(To do):
Go through the entries below and pick out every line with "focus".

(Stored records):
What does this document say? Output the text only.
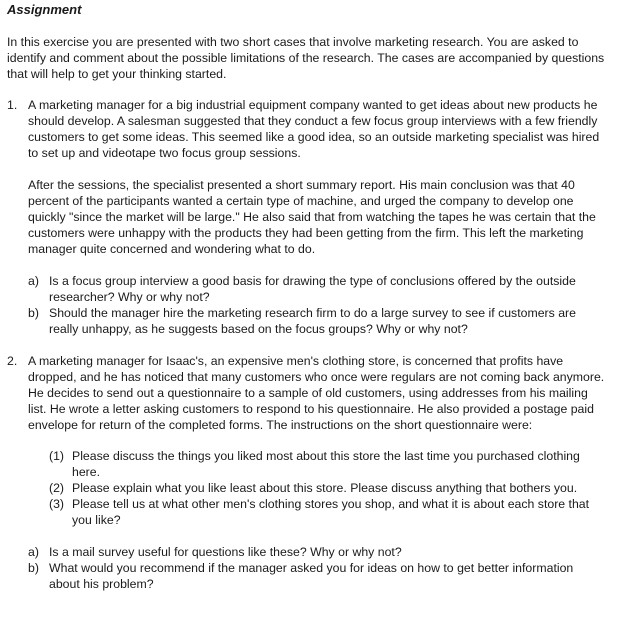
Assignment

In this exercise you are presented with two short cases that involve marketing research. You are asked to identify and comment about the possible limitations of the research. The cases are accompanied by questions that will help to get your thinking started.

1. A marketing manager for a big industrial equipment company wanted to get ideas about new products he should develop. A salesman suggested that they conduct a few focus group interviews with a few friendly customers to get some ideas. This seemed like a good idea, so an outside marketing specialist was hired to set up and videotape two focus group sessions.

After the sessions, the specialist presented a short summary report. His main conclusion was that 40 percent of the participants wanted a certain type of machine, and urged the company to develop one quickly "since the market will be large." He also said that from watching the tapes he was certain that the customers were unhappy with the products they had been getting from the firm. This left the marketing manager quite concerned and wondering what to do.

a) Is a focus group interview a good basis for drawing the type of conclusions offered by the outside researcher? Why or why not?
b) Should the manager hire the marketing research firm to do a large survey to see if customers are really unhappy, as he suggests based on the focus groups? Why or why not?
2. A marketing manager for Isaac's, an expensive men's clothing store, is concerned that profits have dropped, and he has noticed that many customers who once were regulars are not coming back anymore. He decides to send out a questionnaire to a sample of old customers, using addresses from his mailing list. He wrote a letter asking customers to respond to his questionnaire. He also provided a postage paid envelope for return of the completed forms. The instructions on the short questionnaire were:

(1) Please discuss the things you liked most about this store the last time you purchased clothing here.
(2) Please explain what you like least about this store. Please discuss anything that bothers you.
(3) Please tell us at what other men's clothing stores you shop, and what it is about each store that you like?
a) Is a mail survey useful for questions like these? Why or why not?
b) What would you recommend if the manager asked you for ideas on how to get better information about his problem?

(Response):
1. A marketing manager for a big industrial equipment company wanted to get ideas about new products he should develop. A salesman suggested that they conduct a few focus group interviews with a few friendly customers to get some ideas. This seemed like a good idea, so an outside marketing specialist was hired to set up and videotape two focus group sessions.
a) Is a focus group interview a good basis for drawing the type of conclusions offered by the outside researcher? Why or why not?
b) Should the manager hire the marketing research firm to do a large survey to see if customers are really unhappy, as he suggests based on the focus groups? Why or why not?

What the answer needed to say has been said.